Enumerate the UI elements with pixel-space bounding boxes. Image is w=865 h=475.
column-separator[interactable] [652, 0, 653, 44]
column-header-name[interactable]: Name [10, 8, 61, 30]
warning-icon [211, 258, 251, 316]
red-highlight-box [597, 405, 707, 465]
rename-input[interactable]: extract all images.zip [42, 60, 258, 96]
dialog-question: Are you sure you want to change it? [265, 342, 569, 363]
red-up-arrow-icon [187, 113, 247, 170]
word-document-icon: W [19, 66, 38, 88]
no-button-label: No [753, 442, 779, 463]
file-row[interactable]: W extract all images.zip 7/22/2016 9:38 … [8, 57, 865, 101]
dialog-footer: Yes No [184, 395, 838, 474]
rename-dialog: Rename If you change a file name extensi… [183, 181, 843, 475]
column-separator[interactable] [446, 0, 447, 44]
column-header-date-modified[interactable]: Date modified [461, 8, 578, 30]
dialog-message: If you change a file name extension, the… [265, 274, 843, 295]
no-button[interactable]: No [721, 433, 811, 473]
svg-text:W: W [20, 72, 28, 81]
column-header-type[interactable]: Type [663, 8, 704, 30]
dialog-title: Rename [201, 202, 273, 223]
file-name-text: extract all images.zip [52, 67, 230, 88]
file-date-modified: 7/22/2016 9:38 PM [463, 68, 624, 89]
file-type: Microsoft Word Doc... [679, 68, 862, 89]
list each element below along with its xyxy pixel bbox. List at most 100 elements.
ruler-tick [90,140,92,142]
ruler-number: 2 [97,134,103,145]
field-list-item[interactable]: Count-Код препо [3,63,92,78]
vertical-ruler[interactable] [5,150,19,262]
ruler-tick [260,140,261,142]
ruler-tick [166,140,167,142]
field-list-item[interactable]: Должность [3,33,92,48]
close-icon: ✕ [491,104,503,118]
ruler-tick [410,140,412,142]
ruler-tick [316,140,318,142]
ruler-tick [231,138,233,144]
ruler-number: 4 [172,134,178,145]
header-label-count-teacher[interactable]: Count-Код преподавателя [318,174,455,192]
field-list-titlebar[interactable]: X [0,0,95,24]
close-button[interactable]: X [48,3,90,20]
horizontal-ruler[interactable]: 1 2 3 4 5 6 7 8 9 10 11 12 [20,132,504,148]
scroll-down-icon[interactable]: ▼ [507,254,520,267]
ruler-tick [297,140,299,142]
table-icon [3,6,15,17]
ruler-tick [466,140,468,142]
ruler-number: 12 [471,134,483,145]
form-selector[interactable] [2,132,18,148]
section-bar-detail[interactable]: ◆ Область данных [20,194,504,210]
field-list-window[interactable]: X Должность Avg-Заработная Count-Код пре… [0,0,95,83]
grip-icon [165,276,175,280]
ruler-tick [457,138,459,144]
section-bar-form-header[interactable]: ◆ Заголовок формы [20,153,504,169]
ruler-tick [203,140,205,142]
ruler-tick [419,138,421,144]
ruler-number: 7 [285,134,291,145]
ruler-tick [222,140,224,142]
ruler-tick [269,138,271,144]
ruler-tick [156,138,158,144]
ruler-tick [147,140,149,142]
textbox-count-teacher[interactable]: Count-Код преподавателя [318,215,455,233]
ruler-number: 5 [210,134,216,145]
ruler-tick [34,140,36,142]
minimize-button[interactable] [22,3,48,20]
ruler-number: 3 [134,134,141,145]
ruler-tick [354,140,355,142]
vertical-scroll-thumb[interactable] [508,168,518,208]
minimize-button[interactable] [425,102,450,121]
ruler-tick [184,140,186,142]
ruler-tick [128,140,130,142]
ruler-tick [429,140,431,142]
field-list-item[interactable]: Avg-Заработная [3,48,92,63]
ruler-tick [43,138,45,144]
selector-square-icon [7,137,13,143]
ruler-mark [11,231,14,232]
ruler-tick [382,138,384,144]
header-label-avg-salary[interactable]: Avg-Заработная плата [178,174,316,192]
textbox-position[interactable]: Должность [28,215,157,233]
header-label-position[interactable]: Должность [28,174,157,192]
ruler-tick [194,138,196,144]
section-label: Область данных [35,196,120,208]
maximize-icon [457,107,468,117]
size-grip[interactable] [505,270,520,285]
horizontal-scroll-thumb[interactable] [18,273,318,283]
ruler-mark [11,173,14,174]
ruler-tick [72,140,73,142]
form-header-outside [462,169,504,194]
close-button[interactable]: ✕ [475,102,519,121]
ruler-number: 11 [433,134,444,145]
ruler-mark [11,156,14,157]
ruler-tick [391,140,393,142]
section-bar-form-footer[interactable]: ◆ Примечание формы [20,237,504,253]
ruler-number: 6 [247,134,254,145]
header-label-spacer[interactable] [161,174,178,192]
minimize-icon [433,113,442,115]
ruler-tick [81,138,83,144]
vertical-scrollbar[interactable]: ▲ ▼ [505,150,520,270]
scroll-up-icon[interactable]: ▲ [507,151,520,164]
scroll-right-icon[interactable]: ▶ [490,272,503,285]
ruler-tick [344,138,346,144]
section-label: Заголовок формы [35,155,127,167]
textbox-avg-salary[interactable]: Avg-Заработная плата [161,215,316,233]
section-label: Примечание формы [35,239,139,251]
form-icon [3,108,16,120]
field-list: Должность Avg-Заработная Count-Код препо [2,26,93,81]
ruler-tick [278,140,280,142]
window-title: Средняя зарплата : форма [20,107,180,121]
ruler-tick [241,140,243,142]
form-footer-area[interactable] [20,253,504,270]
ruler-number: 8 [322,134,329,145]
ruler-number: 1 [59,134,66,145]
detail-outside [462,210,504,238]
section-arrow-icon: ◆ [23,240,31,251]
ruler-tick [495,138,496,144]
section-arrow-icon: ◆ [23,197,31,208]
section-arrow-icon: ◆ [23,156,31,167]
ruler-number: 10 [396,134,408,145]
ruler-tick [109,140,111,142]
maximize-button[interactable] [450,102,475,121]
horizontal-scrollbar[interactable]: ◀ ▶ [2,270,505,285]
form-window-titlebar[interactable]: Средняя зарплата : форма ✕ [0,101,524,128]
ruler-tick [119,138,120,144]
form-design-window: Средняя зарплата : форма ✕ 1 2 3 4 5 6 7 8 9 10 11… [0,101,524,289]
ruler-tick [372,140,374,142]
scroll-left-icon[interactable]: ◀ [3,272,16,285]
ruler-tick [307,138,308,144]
################
PROBLEM:
List each line in the records above that contains the word "mark".

RESULT:
ruler-mark [11,231,14,232]
ruler-mark [11,173,14,174]
ruler-mark [11,156,14,157]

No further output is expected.